**** RECORD LIST ****

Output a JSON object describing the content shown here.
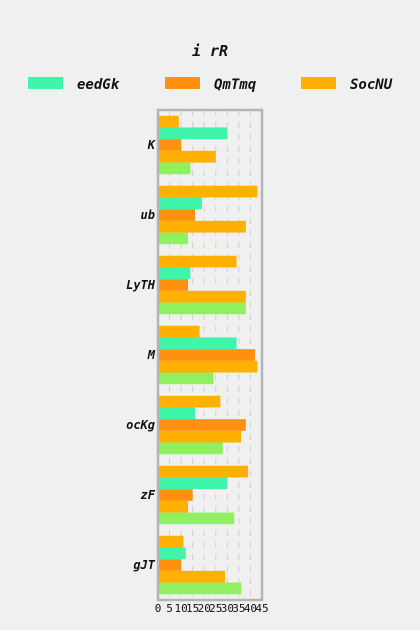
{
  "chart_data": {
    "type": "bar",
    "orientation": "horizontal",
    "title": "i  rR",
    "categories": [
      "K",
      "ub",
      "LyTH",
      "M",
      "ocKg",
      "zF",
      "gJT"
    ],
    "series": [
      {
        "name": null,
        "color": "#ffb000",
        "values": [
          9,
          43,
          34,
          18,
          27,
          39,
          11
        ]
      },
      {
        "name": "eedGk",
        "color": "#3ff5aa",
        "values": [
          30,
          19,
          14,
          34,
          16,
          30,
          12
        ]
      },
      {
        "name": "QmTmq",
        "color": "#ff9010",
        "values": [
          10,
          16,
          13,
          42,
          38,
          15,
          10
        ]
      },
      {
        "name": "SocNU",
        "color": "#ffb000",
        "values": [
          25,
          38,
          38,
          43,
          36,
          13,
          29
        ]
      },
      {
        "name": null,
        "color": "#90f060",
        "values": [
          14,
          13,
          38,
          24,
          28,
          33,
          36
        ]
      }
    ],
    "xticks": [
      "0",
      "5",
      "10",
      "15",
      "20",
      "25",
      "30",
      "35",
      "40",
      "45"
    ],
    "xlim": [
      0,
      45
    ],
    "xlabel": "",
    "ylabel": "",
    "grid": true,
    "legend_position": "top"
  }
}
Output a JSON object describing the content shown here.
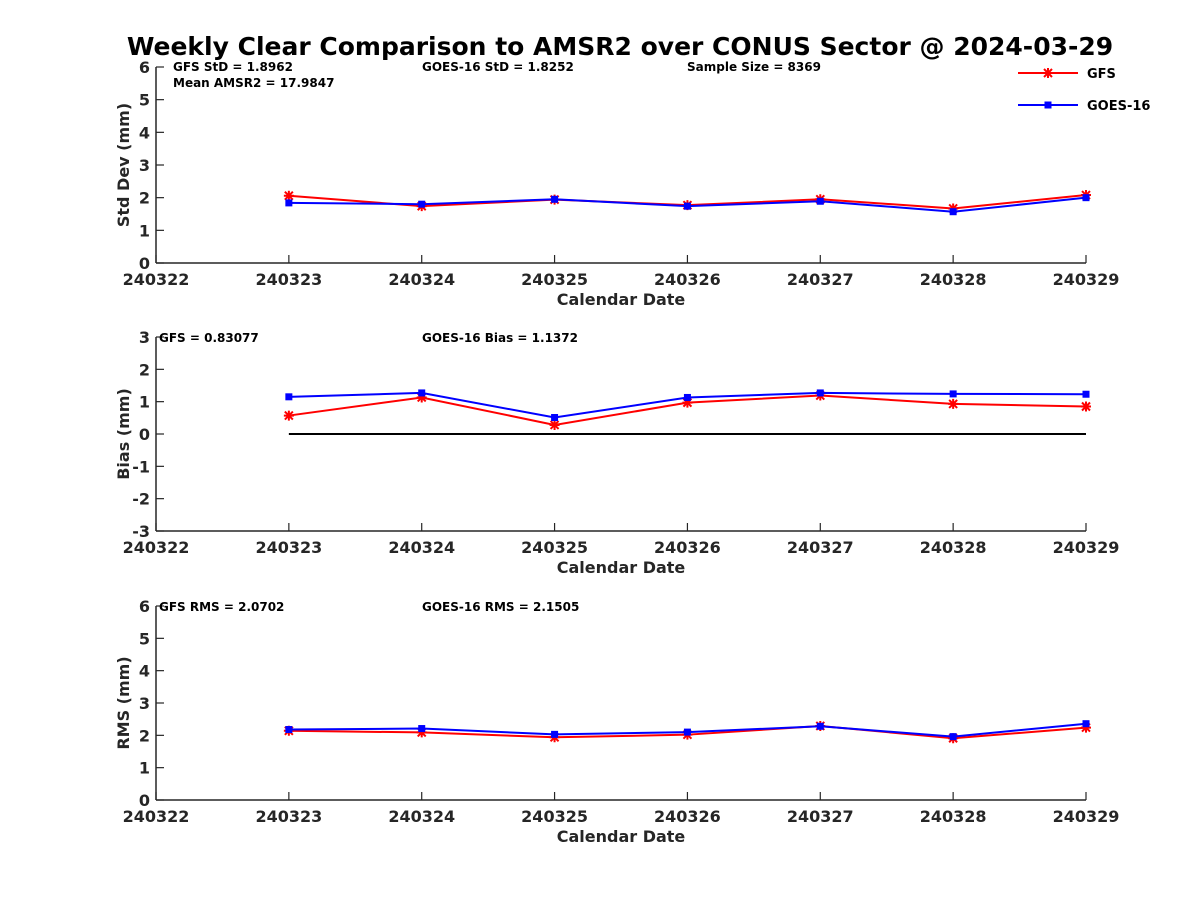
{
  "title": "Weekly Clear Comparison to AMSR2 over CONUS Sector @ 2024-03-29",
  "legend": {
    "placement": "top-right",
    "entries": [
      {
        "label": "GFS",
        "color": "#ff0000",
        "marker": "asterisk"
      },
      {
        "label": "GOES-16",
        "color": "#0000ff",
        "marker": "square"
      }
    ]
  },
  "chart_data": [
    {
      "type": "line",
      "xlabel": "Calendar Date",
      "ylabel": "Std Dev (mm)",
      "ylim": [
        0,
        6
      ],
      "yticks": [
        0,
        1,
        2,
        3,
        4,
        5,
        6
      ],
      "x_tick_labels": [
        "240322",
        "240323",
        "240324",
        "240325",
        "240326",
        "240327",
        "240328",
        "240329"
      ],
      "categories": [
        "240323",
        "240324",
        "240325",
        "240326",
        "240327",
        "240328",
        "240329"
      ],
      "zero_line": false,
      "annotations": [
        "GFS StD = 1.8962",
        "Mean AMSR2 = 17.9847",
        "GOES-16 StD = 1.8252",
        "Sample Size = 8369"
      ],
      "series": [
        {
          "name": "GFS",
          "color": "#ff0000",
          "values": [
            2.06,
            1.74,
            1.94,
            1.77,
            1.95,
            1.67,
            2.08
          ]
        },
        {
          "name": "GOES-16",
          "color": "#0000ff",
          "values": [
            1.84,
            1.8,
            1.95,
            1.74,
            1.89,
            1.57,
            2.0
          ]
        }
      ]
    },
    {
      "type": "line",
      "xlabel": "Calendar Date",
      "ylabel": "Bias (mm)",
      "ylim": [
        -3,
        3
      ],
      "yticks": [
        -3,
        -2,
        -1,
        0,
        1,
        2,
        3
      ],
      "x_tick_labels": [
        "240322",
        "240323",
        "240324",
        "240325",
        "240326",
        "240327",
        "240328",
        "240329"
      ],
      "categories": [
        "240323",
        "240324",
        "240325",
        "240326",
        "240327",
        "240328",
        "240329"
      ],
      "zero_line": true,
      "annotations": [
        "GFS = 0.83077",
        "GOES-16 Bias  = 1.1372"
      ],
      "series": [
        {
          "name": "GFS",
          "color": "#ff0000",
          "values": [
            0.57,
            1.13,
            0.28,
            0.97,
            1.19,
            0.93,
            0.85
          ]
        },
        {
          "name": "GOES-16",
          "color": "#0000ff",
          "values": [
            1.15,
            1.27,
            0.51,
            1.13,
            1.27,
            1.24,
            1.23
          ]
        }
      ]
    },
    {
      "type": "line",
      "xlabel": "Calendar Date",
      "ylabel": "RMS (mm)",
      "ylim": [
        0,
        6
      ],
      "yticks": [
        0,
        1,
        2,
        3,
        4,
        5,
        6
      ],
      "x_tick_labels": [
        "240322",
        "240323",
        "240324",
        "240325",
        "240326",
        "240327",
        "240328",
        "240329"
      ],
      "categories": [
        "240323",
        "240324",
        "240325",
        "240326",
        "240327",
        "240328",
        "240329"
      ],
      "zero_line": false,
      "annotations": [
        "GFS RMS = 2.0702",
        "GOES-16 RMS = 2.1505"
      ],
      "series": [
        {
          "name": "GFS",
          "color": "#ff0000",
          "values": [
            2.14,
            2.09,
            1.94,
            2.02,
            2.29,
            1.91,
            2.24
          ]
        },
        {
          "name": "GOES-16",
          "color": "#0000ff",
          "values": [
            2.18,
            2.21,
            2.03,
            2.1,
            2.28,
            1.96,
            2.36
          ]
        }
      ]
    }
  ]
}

****

WHAT IS REQUIRED - Leaving aside the images, write out the entries above word for word.

FINAL ANSWER -
Output a JSON object describing the content shown here.
{
  "chart_data": {
    "type": "bar",
    "orientation": "horizontal",
    "title": "i  rR",
    "categories": [
      "K",
      "ub",
      "LyTH",
      "M",
      "ocKg",
      "zF",
      "gJT"
    ],
    "series": [
      {
        "name": null,
        "color": "#ffb000",
        "values": [
          9,
          43,
          34,
          18,
          27,
          39,
          11
        ]
      },
      {
        "name": "eedGk",
        "color": "#3ff5aa",
        "values": [
          30,
          19,
          14,
          34,
          16,
          30,
          12
        ]
      },
      {
        "name": "QmTmq",
        "color": "#ff9010",
        "values": [
          10,
          16,
          13,
          42,
          38,
          15,
          10
        ]
      },
      {
        "name": "SocNU",
        "color": "#ffb000",
        "values": [
          25,
          38,
          38,
          43,
          36,
          13,
          29
        ]
      },
      {
        "name": null,
        "color": "#90f060",
        "values": [
          14,
          13,
          38,
          24,
          28,
          33,
          36
        ]
      }
    ],
    "xticks": [
      "0",
      "5",
      "10",
      "15",
      "20",
      "25",
      "30",
      "35",
      "40",
      "45"
    ],
    "xlim": [
      0,
      45
    ],
    "xlabel": "",
    "ylabel": "",
    "grid": true,
    "legend_position": "top"
  }
}
Output a JSON object describing the content shown here.
{
  "title": "Weekly Clear Comparison to AMSR2 over CONUS Sector @ 2024-03-29",
  "legend": {
    "placement": "top-right",
    "entries": [
      {
        "label": "GFS",
        "color": "#ff0000",
        "marker": "asterisk"
      },
      {
        "label": "GOES-16",
        "color": "#0000ff",
        "marker": "square"
      }
    ]
  },
  "chart_data": [
    {
      "type": "line",
      "xlabel": "Calendar Date",
      "ylabel": "Std Dev (mm)",
      "ylim": [
        0,
        6
      ],
      "yticks": [
        0,
        1,
        2,
        3,
        4,
        5,
        6
      ],
      "x_tick_labels": [
        "240322",
        "240323",
        "240324",
        "240325",
        "240326",
        "240327",
        "240328",
        "240329"
      ],
      "categories": [
        "240323",
        "240324",
        "240325",
        "240326",
        "240327",
        "240328",
        "240329"
      ],
      "zero_line": false,
      "annotations": [
        "GFS StD = 1.8962",
        "Mean AMSR2 = 17.9847",
        "GOES-16 StD = 1.8252",
        "Sample Size = 8369"
      ],
      "series": [
        {
          "name": "GFS",
          "color": "#ff0000",
          "values": [
            2.06,
            1.74,
            1.94,
            1.77,
            1.95,
            1.67,
            2.08
          ]
        },
        {
          "name": "GOES-16",
          "color": "#0000ff",
          "values": [
            1.84,
            1.8,
            1.95,
            1.74,
            1.89,
            1.57,
            2.0
          ]
        }
      ]
    },
    {
      "type": "line",
      "xlabel": "Calendar Date",
      "ylabel": "Bias (mm)",
      "ylim": [
        -3,
        3
      ],
      "yticks": [
        -3,
        -2,
        -1,
        0,
        1,
        2,
        3
      ],
      "x_tick_labels": [
        "240322",
        "240323",
        "240324",
        "240325",
        "240326",
        "240327",
        "240328",
        "240329"
      ],
      "categories": [
        "240323",
        "240324",
        "240325",
        "240326",
        "240327",
        "240328",
        "240329"
      ],
      "zero_line": true,
      "annotations": [
        "GFS = 0.83077",
        "GOES-16 Bias  = 1.1372"
      ],
      "series": [
        {
          "name": "GFS",
          "color": "#ff0000",
          "values": [
            0.57,
            1.13,
            0.28,
            0.97,
            1.19,
            0.93,
            0.85
          ]
        },
        {
          "name": "GOES-16",
          "color": "#0000ff",
          "values": [
            1.15,
            1.27,
            0.51,
            1.13,
            1.27,
            1.24,
            1.23
          ]
        }
      ]
    },
    {
      "type": "line",
      "xlabel": "Calendar Date",
      "ylabel": "RMS (mm)",
      "ylim": [
        0,
        6
      ],
      "yticks": [
        0,
        1,
        2,
        3,
        4,
        5,
        6
      ],
      "x_tick_labels": [
        "240322",
        "240323",
        "240324",
        "240325",
        "240326",
        "240327",
        "240328",
        "240329"
      ],
      "categories": [
        "240323",
        "240324",
        "240325",
        "240326",
        "240327",
        "240328",
        "240329"
      ],
      "zero_line": false,
      "annotations": [
        "GFS RMS = 2.0702",
        "GOES-16 RMS = 2.1505"
      ],
      "series": [
        {
          "name": "GFS",
          "color": "#ff0000",
          "values": [
            2.14,
            2.09,
            1.94,
            2.02,
            2.29,
            1.91,
            2.24
          ]
        },
        {
          "name": "GOES-16",
          "color": "#0000ff",
          "values": [
            2.18,
            2.21,
            2.03,
            2.1,
            2.28,
            1.96,
            2.36
          ]
        }
      ]
    }
  ]
}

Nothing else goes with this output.